## EXERCISE DESCRIPTION
Below are the records; pull every line that includes "hogy".

INFORMATION SHOWN start

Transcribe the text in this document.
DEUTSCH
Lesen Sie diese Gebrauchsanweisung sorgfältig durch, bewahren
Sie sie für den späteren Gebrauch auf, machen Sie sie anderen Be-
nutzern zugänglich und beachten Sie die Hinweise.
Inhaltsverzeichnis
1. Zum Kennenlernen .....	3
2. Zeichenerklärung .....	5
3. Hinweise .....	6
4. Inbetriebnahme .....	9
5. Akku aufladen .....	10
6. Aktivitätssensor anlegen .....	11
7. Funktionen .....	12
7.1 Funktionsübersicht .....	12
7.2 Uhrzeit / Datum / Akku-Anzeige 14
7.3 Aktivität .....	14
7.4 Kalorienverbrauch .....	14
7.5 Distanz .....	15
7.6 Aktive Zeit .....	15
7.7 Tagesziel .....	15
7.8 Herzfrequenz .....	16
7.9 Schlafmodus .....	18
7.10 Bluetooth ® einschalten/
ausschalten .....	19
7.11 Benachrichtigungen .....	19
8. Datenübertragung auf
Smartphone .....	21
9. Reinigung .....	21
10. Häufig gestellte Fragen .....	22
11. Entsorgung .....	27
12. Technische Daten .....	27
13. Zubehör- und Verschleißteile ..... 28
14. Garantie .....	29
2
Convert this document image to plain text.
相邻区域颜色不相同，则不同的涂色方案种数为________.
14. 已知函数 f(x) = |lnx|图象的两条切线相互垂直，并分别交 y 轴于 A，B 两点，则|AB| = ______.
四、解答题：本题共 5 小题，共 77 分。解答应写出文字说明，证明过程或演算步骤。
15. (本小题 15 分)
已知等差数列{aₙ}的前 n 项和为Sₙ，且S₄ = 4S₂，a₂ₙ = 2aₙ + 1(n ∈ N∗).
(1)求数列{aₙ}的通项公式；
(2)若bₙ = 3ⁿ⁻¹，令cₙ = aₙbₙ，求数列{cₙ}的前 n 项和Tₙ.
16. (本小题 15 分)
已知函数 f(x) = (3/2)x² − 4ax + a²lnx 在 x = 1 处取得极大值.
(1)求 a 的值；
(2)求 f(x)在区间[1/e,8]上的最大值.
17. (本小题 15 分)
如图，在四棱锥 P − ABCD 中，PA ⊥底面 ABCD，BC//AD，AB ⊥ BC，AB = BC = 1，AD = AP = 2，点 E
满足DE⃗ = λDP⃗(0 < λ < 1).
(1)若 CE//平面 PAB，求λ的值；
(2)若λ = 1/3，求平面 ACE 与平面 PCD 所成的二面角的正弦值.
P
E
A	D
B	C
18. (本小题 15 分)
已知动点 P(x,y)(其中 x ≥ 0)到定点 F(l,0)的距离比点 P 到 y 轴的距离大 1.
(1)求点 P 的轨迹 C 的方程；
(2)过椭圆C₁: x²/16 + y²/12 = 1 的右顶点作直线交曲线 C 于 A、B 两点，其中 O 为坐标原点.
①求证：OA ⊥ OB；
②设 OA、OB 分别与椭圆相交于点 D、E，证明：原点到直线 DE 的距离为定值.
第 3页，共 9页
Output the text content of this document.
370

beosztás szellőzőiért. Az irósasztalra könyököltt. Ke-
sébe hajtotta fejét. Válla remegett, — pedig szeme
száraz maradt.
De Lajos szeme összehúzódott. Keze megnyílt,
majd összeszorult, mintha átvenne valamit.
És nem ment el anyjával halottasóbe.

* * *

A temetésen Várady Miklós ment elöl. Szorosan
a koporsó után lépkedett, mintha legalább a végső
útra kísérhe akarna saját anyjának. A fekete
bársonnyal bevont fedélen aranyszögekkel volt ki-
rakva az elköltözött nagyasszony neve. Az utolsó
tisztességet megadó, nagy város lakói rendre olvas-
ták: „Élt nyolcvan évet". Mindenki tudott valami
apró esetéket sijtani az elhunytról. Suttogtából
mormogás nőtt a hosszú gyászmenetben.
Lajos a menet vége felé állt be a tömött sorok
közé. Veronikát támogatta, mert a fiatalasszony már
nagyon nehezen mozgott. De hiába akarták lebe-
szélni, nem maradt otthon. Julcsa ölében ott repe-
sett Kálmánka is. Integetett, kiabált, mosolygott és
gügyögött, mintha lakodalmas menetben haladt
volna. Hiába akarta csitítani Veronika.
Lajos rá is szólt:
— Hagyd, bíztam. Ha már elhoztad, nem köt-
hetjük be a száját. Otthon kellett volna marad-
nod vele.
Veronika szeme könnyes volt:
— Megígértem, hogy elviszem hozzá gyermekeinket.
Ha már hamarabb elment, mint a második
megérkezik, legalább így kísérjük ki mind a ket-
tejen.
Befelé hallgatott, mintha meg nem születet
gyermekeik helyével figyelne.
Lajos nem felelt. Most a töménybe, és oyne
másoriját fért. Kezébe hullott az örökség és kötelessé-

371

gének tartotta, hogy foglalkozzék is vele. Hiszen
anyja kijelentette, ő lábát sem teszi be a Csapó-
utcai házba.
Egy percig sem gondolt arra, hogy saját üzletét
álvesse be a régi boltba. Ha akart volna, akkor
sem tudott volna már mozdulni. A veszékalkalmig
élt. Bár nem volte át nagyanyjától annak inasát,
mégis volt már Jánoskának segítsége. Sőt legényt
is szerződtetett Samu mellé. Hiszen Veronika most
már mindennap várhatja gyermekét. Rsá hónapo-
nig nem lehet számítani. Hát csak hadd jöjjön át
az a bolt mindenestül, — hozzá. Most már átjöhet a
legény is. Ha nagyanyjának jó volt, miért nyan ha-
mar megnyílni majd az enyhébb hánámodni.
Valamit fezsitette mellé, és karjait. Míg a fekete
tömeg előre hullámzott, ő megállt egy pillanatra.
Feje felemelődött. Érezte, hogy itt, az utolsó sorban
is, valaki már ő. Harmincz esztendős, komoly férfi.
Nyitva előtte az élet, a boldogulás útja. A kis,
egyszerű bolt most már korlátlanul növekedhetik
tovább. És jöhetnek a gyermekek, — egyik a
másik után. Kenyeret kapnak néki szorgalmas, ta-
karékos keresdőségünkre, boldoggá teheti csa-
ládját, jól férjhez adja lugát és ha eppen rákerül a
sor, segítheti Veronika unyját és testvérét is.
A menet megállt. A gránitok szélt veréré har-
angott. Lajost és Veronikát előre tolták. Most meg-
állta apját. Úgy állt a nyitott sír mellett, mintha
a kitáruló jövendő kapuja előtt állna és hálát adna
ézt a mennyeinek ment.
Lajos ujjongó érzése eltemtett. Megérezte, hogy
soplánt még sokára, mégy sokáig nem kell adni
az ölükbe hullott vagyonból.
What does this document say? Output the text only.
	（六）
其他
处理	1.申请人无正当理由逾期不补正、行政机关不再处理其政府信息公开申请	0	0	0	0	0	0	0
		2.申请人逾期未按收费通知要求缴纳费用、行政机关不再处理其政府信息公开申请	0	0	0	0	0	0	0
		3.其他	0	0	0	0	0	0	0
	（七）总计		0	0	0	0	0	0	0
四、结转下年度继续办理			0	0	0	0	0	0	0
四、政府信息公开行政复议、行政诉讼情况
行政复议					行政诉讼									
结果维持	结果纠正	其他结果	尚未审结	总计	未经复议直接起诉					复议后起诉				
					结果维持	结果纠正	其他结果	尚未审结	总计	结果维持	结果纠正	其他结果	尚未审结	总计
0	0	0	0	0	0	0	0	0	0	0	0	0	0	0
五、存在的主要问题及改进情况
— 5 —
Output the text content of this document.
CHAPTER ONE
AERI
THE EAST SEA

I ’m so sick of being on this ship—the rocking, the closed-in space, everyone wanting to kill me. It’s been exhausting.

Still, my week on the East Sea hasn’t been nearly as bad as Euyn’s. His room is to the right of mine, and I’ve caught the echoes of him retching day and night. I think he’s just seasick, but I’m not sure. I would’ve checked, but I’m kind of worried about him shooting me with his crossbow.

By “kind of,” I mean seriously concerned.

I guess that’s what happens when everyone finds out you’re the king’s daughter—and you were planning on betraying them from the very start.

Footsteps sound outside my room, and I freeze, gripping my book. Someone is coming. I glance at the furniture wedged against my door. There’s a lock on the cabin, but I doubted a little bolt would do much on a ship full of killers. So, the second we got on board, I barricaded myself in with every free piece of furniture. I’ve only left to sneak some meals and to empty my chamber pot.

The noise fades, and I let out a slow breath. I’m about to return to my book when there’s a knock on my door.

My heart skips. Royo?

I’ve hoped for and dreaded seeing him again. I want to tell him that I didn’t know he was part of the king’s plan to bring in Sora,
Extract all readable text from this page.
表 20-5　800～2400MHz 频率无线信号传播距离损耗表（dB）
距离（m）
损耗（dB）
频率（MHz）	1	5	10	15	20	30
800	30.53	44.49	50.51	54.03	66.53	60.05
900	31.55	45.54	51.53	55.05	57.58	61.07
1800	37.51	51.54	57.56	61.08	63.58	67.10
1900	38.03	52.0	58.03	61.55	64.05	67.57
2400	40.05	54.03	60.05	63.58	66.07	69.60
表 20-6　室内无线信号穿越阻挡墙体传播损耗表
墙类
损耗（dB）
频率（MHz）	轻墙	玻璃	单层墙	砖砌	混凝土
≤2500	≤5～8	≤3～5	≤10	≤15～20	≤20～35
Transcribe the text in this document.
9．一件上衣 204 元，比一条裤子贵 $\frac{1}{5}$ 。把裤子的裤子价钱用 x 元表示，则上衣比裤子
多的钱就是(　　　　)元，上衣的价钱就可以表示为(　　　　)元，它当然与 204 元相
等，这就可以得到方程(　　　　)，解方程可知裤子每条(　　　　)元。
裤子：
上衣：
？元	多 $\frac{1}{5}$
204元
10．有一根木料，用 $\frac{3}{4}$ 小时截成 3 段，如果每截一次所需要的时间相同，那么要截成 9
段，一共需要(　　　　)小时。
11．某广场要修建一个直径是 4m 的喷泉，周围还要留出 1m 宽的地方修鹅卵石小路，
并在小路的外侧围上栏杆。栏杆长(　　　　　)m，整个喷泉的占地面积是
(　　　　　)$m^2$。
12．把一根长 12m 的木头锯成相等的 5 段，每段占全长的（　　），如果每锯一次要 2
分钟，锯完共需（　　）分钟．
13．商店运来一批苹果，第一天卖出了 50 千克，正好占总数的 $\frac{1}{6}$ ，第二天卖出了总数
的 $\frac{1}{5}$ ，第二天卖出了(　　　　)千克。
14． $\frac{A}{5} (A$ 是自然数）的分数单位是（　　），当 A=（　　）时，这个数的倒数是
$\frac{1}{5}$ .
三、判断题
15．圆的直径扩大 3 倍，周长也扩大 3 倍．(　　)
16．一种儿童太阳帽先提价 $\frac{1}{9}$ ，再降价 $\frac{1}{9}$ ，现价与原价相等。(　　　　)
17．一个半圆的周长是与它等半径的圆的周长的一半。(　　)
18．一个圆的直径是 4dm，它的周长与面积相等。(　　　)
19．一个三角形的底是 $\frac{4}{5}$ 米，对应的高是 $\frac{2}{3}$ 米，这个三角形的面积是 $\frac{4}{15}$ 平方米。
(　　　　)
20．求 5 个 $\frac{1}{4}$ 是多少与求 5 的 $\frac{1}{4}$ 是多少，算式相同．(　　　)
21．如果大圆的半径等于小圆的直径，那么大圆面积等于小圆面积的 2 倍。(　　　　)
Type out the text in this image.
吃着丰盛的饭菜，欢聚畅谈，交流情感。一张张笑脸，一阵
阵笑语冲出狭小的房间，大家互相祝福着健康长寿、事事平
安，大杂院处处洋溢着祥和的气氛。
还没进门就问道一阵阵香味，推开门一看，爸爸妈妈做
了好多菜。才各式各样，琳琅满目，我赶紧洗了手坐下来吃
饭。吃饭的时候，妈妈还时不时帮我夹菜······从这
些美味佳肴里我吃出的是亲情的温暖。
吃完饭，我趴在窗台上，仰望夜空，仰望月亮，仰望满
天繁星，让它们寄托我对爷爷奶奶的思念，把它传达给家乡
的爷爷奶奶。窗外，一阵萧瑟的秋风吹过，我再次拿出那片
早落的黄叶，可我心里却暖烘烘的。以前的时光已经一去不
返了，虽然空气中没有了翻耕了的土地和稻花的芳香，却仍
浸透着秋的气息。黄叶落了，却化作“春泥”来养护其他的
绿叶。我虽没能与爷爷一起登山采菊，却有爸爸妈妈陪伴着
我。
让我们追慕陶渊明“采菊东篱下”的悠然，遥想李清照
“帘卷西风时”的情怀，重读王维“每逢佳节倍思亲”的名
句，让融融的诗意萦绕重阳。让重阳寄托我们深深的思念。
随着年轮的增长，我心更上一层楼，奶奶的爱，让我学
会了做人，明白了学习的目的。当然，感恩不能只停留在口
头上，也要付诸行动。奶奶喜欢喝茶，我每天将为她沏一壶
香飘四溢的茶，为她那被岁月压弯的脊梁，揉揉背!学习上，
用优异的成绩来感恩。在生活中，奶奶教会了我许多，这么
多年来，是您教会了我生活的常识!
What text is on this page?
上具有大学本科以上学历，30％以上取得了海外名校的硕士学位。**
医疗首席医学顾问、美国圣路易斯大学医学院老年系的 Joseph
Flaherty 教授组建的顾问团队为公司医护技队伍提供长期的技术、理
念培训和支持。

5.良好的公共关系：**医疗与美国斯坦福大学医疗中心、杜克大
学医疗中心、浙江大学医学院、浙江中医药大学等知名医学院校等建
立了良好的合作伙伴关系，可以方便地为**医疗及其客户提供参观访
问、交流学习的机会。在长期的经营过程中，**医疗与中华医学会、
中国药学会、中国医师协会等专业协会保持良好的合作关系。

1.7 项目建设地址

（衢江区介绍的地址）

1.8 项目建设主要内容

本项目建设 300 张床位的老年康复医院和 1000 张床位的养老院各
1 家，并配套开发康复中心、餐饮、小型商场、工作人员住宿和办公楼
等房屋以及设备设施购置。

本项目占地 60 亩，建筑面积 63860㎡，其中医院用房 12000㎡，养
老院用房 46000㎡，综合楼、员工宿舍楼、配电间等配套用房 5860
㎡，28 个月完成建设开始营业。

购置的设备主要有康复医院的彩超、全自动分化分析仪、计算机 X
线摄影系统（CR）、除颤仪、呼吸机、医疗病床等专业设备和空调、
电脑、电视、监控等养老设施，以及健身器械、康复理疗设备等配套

INFORMATION SHOWN end

## RESPONSE BELOW
— Megígértem, hogy elviszem hozzá gyermekeinket.
gének tartotta, hogy foglalkozzék is vele. Hiszen
Egy percig sem gondolt arra, hogy saját üzletét
Feje felemelődött. Érezte, hogy itt, az utolsó sorban
Lajos ujjongó érzése eltemtett. Megérezte, hogy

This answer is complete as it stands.